▶ _What to do_:
1/ Name each person the blog entries mention by name.
2/ Carry on the blog entries from their final sentence.

Saturday 30 August 2008

Parler français



I stumbled upon a site for French students while trying to get back in touch with a friend, Alex, a Parisienne who often visits London to meet our common friend Karen. Now, the challenge was that I needed to introduce myself in French! After years of being out of touch, I tried to build complete sentences and realised, how much I'd forgotten. I was struggling to join the words together and could only say those things about myself that I knew the words for! Literally, at a loss for words! Alors, Here's what I wrote about myself:


Bonjour tout le monde!
Je suis Indienne mais maintenent, j'habite à Londres. Je suis ingénieur des télécommunications. Je parle anglais, hindi (la langue nationale de l'Inde) et quelques autres langues régionales de l'Inde. J'aime apprendre de nouvelles langues et j'ai étudié un peu de français à l'école. Je voudrais parler bien français en bon accent.
Voila, à la prochaine!

Monday 25 August 2008

Est-ce que tu pret pour Bournemouth?

Padma asked me if I was game for a day on the beach and I didnt sound convinced when I heard it was Bournemouth. Nevertheless, since it was my darling sweetie who was so looking forward to it, I yielded. "Good", she said, "be ready, we'll pick you up at 7 tomorrow morning".

▶ _Coordinate annotation records_:
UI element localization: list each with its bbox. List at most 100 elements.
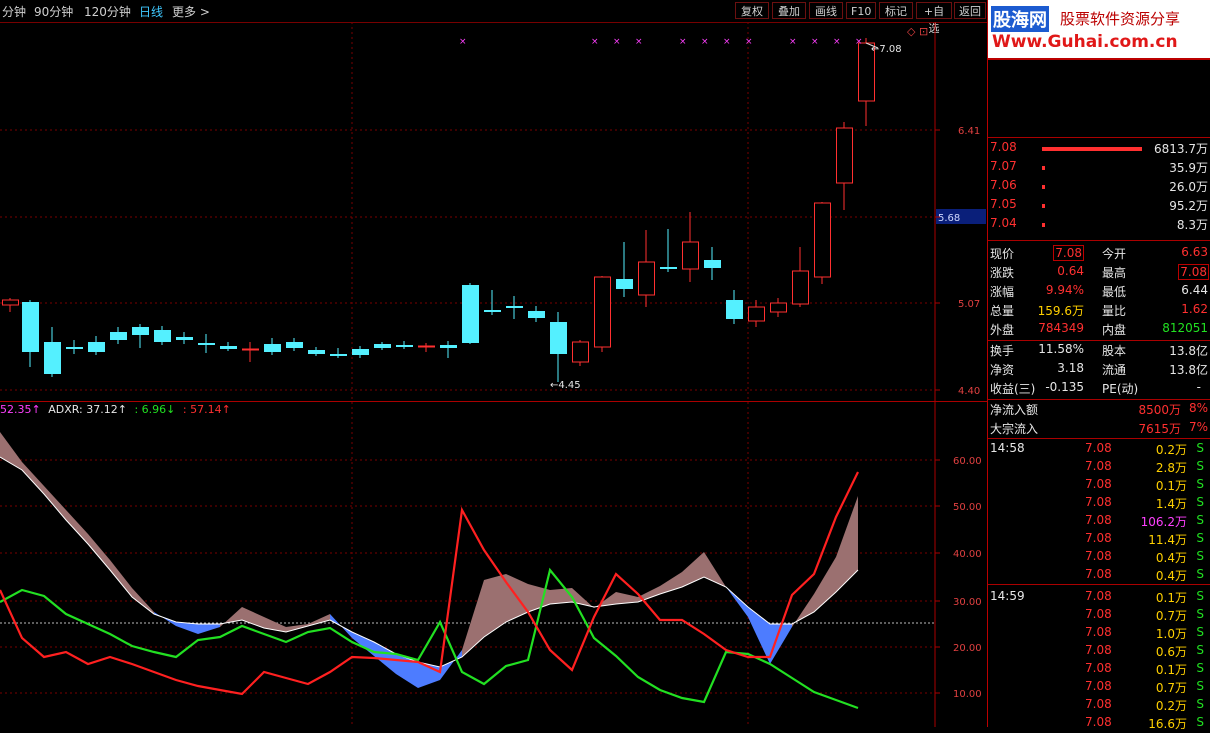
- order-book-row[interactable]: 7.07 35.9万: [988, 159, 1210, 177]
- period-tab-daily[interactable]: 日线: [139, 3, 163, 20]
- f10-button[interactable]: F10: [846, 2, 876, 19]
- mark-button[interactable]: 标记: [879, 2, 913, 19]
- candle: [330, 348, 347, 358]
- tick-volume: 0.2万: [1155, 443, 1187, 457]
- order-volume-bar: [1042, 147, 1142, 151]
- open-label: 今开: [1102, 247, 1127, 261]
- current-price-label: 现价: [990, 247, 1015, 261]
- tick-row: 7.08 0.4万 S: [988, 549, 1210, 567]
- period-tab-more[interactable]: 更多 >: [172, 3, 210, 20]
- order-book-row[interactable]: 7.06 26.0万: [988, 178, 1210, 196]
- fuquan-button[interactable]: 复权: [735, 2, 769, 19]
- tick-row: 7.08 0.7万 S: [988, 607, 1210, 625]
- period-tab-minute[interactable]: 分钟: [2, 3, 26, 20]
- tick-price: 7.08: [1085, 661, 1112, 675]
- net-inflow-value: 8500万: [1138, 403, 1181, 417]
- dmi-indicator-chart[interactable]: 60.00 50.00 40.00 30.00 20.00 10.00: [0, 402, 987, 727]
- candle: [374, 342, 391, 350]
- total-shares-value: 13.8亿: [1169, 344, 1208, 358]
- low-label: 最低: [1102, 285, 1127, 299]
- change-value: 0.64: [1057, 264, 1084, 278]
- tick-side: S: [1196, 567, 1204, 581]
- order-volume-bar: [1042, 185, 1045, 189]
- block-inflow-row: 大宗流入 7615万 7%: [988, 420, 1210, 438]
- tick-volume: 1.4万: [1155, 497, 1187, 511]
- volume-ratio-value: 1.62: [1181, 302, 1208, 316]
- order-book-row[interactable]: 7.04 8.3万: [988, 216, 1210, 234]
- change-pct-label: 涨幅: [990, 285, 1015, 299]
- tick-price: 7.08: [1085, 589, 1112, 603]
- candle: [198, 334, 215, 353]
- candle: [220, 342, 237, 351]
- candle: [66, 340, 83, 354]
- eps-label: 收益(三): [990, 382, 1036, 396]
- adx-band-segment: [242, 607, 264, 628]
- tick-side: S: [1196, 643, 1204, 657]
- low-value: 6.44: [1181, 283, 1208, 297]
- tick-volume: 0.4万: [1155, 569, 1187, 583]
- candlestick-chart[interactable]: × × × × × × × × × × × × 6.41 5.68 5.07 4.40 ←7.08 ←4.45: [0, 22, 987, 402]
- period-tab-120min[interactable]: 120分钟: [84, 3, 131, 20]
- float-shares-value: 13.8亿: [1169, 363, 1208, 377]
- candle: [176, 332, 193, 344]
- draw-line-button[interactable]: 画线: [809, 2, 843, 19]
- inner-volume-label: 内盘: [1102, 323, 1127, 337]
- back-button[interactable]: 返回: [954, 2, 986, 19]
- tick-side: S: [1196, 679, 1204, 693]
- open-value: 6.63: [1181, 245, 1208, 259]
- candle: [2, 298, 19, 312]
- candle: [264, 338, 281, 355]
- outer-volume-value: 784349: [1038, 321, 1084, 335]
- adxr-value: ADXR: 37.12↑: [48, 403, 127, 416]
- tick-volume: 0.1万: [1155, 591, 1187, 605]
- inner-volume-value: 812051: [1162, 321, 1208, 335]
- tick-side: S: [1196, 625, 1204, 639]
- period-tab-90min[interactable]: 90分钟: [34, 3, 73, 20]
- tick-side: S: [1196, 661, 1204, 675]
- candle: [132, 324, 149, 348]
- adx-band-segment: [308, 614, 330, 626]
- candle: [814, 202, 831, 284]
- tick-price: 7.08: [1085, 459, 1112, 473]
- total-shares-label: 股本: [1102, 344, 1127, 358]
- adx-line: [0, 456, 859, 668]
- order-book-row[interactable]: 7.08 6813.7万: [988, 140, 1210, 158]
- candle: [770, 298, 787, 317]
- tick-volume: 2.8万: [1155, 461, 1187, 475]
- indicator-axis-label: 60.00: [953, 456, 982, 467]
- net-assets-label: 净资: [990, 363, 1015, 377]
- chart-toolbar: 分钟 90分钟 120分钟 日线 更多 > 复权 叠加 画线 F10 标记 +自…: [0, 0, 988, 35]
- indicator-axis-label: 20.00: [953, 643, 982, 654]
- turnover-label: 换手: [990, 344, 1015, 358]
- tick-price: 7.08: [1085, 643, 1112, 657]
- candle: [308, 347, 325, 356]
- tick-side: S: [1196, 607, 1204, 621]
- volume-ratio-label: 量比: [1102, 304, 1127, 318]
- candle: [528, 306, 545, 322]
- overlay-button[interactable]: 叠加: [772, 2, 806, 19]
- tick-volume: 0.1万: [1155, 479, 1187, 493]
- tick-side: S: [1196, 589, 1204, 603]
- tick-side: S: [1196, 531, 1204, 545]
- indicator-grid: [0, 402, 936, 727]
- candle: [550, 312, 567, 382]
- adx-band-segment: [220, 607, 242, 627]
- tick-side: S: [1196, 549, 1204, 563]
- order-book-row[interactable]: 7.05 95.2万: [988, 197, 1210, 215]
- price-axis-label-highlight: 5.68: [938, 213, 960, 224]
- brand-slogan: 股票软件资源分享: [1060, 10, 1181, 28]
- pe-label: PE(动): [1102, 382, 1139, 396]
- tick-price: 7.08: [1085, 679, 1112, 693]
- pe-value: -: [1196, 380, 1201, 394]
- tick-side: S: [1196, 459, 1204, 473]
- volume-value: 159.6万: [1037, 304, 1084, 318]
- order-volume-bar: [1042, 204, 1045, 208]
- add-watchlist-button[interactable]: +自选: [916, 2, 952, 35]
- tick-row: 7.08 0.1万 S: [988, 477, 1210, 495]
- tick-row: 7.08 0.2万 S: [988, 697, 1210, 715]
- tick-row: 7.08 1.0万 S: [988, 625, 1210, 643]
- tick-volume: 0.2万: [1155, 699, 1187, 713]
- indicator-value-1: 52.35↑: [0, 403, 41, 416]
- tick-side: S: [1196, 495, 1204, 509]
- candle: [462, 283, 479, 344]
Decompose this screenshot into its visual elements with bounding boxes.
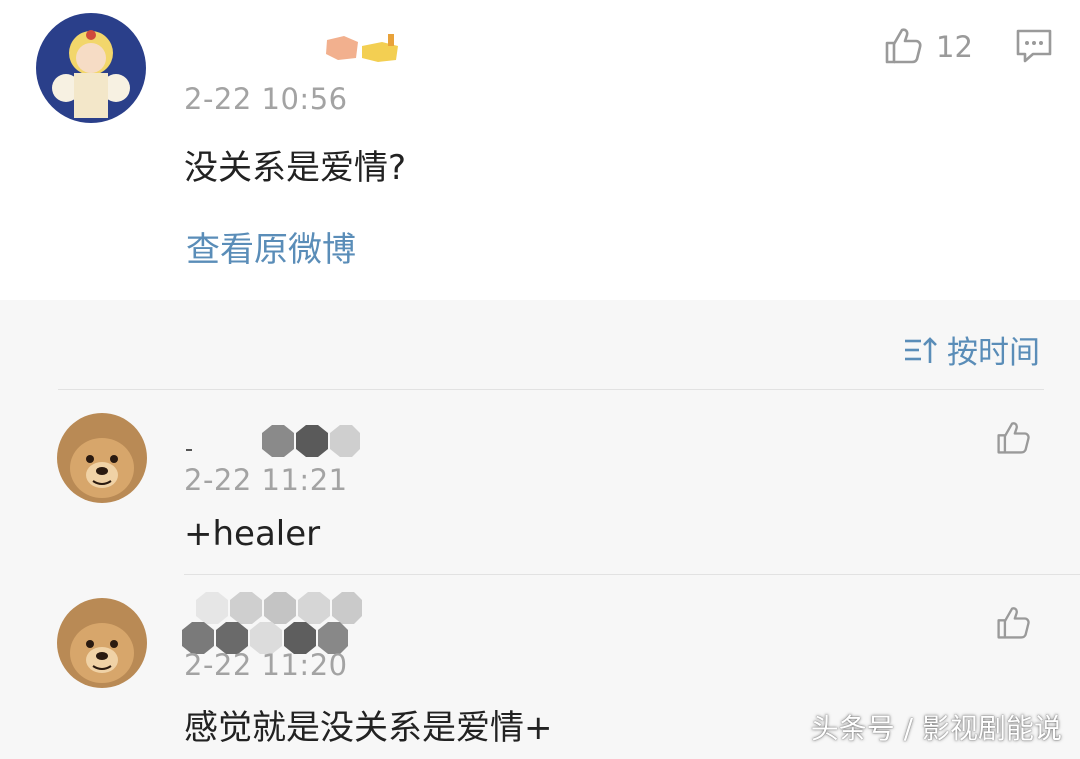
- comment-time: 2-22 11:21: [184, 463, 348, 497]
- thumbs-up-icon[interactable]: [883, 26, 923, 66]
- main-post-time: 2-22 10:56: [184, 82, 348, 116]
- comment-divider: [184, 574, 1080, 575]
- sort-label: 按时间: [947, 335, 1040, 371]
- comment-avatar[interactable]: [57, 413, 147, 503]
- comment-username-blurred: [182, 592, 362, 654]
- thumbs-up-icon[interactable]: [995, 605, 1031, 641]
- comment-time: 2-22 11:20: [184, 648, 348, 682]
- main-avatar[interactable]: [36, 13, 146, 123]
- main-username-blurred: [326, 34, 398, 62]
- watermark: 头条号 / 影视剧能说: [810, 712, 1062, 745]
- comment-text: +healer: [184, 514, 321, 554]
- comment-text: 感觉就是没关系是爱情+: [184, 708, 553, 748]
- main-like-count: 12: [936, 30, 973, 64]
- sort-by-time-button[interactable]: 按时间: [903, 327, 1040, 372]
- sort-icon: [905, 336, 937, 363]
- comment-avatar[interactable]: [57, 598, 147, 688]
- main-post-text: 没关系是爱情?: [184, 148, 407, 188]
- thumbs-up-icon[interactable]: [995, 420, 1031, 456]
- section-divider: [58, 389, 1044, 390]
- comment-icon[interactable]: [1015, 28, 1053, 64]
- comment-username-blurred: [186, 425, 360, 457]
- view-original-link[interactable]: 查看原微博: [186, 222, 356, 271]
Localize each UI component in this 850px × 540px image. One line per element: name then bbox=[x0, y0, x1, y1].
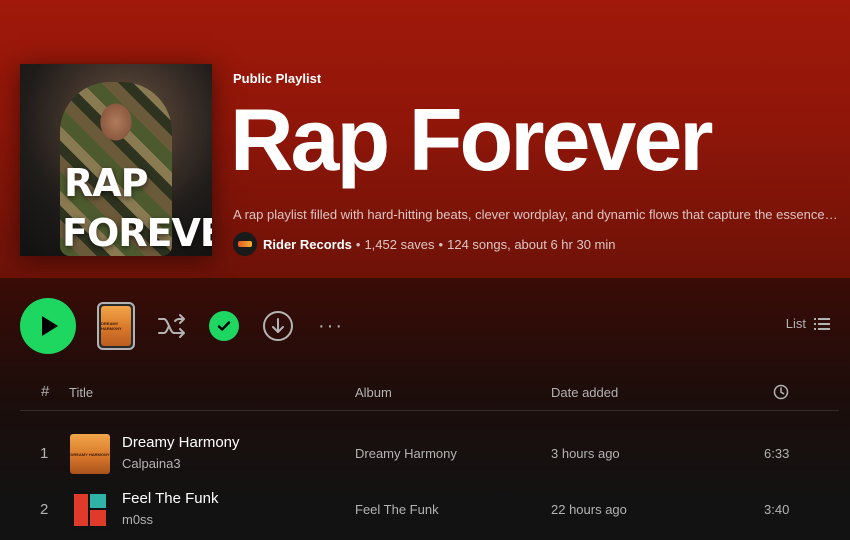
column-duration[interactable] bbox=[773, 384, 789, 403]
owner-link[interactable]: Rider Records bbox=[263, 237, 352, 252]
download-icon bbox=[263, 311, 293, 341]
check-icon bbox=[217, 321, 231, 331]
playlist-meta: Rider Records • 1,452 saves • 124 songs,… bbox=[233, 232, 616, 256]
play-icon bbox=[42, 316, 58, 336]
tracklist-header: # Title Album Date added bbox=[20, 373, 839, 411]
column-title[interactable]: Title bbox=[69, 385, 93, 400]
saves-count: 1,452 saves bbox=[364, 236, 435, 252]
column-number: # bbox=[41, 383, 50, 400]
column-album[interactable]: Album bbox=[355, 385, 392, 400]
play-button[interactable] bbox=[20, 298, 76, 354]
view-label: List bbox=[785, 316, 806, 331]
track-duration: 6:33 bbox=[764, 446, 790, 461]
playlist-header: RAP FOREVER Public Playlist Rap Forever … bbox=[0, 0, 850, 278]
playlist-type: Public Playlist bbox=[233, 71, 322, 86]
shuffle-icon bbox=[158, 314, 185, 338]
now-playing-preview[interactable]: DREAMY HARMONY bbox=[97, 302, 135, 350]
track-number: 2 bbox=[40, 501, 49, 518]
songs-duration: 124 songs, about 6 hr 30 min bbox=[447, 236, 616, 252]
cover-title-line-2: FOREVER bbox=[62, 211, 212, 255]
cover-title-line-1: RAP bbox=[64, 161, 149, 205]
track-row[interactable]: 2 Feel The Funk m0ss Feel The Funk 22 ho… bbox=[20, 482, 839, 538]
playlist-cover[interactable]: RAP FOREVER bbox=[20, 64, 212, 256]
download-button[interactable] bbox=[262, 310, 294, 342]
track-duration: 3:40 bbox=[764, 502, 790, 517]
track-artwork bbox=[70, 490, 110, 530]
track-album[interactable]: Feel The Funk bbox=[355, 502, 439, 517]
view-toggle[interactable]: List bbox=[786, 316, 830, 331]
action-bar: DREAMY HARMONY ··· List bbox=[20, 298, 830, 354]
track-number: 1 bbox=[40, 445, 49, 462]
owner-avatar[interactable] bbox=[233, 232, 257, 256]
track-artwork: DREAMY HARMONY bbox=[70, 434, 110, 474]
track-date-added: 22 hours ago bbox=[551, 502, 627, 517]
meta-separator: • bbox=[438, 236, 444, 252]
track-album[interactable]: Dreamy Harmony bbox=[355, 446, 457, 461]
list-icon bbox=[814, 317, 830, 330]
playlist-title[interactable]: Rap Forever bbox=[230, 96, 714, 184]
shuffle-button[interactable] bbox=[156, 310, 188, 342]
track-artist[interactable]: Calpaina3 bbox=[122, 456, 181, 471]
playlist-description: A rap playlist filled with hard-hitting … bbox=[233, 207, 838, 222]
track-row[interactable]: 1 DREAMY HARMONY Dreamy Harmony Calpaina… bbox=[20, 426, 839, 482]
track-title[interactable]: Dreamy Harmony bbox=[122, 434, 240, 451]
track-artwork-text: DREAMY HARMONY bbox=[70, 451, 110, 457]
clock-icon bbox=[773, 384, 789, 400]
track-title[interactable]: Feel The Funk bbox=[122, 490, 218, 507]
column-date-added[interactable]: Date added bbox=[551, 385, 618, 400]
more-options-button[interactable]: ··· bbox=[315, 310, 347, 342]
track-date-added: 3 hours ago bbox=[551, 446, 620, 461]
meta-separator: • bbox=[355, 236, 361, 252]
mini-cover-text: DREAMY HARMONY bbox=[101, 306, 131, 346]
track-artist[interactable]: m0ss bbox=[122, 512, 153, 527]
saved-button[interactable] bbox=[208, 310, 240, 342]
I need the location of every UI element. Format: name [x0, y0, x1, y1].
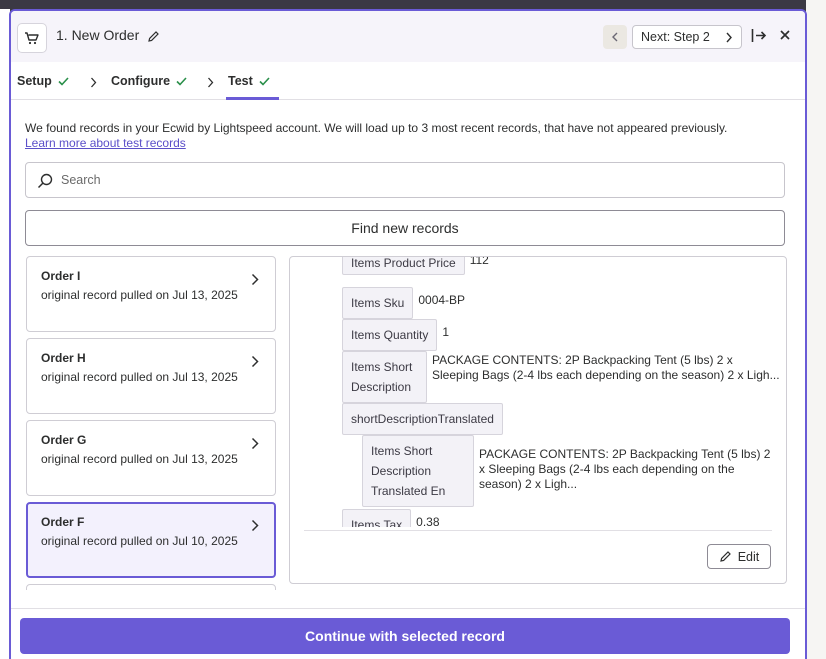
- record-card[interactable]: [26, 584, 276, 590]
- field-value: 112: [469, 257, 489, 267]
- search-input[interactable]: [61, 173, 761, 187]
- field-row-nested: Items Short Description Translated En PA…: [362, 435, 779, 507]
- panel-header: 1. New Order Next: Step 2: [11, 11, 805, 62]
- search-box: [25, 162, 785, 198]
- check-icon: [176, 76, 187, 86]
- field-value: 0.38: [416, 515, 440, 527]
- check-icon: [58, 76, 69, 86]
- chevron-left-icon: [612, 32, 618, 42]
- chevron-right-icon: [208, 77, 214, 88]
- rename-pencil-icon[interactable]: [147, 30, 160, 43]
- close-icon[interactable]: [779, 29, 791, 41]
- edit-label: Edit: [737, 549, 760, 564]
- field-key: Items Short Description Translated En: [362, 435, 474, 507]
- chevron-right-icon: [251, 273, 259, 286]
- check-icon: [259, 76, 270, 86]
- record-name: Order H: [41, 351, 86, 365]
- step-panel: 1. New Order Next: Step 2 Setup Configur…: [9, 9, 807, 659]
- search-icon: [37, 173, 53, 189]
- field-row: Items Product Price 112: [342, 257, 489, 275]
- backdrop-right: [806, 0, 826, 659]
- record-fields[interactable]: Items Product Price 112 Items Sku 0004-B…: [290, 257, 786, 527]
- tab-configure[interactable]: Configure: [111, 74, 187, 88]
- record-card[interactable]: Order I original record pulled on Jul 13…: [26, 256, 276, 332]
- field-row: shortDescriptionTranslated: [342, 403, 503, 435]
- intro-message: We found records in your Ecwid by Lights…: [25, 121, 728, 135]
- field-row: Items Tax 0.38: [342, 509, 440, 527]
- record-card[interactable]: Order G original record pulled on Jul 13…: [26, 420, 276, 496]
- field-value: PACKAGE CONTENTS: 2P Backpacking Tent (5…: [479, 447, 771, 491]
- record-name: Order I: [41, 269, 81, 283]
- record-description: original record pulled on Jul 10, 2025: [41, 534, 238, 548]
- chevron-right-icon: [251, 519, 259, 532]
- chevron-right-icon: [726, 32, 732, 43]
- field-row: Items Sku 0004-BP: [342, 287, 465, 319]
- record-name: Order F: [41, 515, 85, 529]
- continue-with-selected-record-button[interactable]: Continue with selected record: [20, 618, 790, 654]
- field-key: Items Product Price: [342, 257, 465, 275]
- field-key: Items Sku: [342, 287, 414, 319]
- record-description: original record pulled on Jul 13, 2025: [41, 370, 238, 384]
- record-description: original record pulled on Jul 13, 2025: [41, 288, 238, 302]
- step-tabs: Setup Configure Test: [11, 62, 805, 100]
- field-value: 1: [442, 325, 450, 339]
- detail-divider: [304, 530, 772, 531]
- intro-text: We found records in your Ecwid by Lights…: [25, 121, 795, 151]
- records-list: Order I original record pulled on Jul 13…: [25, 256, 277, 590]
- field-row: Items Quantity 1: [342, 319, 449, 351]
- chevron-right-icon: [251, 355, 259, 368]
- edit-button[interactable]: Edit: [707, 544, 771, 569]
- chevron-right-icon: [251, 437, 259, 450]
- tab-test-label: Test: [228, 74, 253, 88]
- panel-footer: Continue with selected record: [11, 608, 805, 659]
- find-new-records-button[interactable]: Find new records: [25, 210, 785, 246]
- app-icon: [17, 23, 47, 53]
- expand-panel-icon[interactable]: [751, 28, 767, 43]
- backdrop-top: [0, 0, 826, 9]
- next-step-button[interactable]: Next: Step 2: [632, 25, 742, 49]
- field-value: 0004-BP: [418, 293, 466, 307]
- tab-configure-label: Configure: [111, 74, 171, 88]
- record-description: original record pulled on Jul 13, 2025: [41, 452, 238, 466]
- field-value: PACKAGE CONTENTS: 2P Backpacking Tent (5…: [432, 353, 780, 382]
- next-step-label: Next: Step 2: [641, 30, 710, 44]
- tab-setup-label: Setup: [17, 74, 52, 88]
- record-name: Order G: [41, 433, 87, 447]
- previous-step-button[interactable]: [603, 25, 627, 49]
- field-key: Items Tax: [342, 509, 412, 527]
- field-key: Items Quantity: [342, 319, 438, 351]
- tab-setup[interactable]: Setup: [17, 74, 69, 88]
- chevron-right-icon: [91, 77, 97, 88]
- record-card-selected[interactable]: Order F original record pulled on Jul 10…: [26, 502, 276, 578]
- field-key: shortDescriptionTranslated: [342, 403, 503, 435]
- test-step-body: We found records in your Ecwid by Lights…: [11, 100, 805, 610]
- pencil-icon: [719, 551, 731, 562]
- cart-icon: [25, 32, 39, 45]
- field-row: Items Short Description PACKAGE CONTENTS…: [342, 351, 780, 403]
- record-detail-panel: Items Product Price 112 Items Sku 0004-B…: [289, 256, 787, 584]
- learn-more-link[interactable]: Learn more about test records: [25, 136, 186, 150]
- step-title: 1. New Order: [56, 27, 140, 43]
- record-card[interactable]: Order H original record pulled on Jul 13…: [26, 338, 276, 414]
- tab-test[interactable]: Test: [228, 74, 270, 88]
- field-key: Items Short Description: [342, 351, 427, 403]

▶ _Results in order_:
1/ Alex, Karen, Padma

2/
I took note of the time and told myself not to delay the trip. Slept early that night so that I could be up and bright early. But was so exited that I could hardly sleep and my eyes opened at 6AM itself. Was unbelieveably ready by 6:30! Cant understand what happens to me on weekdays, hehe. So, while I waited for the clock to tick, I did some menial chores around my house.

7:00AM - no sign of her
7:30AM - no sign again. I get impatient and gave Padma a call. And what do I get to hear? Mademoiselle answered my phone with a yawn and asked me what time of the day it was! Can you believe it? I wondered if the trip was for this weekend or the next!



... to be continued

Saturday 23 August 2008

Mania Olympia




Whoopee!

I'm so glad that India has won 3 medals this time at the XXIX Summer Olympics in Beijing. It’s 1 Gold and 2 Bronzes in our kitty already. This is also the highest number of medals we’ve ever bagged in any Olympics. I remember that it was just a solitary silver last time around in Greece (that too was in shooting) and none in the Winter Olympics in Italy. I hope we perform better in the the London Olympics in 2012! Fingers (and batons and javelins) crossed, hehe.

Mera Bharat Mahaan!

Friday 22 August 2008

Lays of continuity



Its been a pretty dry week for my blog but not in my life; its been at its most happening best! Sunday was my birthday. Monday was a lot of work. Tuesday and Wednesday were a lot of fun with my friend who was visiting me in UK. Thursday was sleeping for 12 hours as I hadn’t slept the previous two nights. And I don’t know what Friday will be like. Hmm. I haven’t had time to talk to Mom and Dad. I haven’t been mailing my friends (in fact one of my friends thought that I was upset with him or something like that and called up from India to enquire, hehe). I haven’t been having dinner and breakfast regularly and havent cooked in the whole of last week! So, by those standards, I guess no blogs being churned out is quite permissible.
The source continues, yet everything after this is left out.